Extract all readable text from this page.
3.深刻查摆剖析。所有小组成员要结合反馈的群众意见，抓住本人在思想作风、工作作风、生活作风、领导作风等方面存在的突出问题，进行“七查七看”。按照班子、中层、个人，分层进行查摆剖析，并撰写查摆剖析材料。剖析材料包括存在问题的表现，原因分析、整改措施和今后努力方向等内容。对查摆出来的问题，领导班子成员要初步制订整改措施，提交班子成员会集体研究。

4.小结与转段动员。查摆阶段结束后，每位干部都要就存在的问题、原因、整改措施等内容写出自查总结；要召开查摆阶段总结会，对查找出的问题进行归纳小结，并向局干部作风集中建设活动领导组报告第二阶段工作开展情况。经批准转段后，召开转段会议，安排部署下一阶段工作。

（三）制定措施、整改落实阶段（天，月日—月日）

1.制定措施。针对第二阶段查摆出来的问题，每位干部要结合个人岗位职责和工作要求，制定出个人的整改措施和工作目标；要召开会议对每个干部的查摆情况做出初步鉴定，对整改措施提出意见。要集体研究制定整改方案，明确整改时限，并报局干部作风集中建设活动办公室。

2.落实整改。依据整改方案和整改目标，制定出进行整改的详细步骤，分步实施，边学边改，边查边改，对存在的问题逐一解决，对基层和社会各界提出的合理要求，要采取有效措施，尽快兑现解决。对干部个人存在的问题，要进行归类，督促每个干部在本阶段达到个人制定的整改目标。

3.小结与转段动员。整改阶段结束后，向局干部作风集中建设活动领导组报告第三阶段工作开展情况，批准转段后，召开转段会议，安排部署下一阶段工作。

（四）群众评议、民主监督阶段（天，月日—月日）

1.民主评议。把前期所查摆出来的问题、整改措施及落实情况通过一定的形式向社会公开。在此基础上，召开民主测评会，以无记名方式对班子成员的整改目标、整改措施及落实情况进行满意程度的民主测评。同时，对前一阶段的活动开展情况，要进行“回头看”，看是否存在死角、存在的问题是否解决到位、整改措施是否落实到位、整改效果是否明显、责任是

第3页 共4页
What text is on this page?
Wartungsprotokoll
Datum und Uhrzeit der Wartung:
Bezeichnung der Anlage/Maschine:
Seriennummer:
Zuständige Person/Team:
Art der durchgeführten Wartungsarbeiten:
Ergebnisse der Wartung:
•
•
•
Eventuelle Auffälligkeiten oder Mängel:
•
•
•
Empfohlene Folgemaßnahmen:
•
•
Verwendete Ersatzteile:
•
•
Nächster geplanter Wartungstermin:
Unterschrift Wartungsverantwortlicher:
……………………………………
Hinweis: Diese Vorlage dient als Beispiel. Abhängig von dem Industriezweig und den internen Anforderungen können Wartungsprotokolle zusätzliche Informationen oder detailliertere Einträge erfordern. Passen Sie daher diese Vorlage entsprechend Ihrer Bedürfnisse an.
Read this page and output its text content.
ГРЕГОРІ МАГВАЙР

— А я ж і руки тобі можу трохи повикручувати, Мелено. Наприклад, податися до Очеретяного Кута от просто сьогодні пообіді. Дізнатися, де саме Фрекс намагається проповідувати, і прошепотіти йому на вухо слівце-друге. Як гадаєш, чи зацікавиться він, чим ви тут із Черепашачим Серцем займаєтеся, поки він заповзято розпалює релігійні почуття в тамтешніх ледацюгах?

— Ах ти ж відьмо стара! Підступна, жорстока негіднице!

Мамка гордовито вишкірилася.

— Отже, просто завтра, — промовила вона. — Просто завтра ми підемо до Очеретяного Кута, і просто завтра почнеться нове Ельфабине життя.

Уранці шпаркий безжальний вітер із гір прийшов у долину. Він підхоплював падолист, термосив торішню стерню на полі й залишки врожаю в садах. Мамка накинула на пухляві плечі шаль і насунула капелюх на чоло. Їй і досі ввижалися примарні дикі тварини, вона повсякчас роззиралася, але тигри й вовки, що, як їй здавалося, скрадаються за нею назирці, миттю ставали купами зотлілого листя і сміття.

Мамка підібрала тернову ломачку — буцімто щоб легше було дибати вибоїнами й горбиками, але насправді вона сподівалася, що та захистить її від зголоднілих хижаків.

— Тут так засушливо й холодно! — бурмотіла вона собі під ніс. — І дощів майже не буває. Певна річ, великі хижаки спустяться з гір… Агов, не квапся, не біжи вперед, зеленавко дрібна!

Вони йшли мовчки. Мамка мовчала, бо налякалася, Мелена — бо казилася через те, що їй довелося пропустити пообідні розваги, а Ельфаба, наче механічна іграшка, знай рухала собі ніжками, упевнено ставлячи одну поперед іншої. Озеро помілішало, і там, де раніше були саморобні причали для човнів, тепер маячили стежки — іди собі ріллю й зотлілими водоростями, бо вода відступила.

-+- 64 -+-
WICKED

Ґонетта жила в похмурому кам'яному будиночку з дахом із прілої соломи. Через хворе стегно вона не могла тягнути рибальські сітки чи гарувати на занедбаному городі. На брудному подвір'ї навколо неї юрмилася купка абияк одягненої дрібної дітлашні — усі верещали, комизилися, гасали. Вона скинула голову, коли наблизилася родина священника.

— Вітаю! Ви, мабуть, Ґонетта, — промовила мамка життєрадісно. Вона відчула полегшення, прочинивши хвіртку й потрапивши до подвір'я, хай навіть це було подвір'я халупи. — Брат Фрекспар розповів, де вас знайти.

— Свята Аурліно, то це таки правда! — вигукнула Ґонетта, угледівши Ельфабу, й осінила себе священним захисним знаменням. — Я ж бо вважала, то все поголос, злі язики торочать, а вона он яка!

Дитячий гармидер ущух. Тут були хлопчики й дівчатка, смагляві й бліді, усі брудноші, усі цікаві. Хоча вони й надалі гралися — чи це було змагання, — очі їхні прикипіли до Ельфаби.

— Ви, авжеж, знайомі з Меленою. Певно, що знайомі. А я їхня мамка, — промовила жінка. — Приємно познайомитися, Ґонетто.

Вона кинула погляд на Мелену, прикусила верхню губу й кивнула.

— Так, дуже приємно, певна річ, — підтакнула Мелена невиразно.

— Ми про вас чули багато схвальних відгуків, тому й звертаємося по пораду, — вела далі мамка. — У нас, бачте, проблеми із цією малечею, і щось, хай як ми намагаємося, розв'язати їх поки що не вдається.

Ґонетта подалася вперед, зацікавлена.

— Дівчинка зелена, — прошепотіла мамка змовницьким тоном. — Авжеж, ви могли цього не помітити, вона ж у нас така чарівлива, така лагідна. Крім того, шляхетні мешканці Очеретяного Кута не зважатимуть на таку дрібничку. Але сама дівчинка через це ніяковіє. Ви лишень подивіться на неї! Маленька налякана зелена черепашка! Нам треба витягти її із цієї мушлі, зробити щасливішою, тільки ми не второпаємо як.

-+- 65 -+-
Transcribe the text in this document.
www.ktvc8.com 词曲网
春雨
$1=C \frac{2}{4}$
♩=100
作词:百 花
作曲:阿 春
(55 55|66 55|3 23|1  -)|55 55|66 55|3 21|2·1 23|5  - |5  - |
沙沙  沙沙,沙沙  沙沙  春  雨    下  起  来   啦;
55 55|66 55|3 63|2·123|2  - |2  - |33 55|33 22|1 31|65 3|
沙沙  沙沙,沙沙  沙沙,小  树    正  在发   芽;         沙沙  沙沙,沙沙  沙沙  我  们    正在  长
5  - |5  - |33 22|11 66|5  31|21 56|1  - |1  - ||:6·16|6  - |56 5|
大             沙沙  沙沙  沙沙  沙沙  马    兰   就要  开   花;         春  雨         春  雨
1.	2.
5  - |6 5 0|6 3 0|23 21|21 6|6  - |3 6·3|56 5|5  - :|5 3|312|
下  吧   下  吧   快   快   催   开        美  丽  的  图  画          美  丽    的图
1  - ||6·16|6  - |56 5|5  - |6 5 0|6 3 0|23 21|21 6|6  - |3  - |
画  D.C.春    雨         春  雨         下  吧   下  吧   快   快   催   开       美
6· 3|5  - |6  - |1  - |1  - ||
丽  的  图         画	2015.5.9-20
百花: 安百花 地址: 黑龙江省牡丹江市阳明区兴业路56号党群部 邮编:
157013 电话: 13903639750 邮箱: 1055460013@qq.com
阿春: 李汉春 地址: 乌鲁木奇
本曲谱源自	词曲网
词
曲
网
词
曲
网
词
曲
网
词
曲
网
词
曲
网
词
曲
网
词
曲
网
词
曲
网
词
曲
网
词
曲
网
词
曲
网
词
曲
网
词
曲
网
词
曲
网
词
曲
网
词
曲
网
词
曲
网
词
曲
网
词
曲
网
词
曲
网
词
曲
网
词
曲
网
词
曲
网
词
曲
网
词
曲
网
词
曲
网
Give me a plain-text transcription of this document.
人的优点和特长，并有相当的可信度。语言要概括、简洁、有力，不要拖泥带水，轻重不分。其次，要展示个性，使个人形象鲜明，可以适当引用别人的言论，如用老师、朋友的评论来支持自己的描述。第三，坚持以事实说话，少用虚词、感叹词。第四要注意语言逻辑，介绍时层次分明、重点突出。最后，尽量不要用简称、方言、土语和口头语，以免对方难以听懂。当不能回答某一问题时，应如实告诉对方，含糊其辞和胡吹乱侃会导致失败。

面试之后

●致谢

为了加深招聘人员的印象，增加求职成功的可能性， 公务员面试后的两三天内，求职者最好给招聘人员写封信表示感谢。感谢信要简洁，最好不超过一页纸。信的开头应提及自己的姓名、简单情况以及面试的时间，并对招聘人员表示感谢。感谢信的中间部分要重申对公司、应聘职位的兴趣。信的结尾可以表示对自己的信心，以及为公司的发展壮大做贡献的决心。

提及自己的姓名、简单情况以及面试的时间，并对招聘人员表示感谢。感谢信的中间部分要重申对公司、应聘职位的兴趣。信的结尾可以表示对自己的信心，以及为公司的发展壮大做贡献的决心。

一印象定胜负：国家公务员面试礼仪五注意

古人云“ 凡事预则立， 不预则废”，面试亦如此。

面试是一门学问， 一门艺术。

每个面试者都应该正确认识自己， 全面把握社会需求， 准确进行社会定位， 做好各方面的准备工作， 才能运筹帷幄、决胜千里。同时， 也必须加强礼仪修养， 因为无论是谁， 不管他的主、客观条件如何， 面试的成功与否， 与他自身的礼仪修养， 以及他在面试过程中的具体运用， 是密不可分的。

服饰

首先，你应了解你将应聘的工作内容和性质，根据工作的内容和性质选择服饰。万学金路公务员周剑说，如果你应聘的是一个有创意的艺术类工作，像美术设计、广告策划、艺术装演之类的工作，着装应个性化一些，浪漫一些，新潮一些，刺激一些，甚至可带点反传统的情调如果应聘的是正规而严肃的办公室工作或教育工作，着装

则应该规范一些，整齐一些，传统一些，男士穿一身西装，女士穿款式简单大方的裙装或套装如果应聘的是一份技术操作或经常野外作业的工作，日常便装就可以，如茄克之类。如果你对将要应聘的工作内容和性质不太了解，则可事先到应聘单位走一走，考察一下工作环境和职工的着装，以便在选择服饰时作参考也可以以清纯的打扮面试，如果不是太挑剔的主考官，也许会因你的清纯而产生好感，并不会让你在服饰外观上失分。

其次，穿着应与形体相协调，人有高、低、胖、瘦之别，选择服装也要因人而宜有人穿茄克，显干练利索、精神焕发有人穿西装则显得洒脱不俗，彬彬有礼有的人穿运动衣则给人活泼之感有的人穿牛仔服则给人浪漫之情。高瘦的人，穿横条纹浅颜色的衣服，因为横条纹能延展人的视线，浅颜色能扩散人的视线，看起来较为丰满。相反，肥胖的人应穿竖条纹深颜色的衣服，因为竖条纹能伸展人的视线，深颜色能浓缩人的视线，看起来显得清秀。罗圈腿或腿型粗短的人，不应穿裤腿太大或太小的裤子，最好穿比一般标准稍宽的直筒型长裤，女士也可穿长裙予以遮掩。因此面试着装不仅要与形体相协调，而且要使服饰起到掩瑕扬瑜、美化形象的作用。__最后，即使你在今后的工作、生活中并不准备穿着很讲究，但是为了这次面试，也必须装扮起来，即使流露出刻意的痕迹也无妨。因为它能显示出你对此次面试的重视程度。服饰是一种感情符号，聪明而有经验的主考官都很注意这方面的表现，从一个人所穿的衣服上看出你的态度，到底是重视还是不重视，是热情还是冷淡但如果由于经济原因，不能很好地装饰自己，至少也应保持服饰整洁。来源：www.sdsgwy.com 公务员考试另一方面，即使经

→ DIRECTIONS: The required answer is a single number: the count of lines in the entries that hold the string "安排部署下一阶段工作".

→ WRITTEN SOLUTION: 2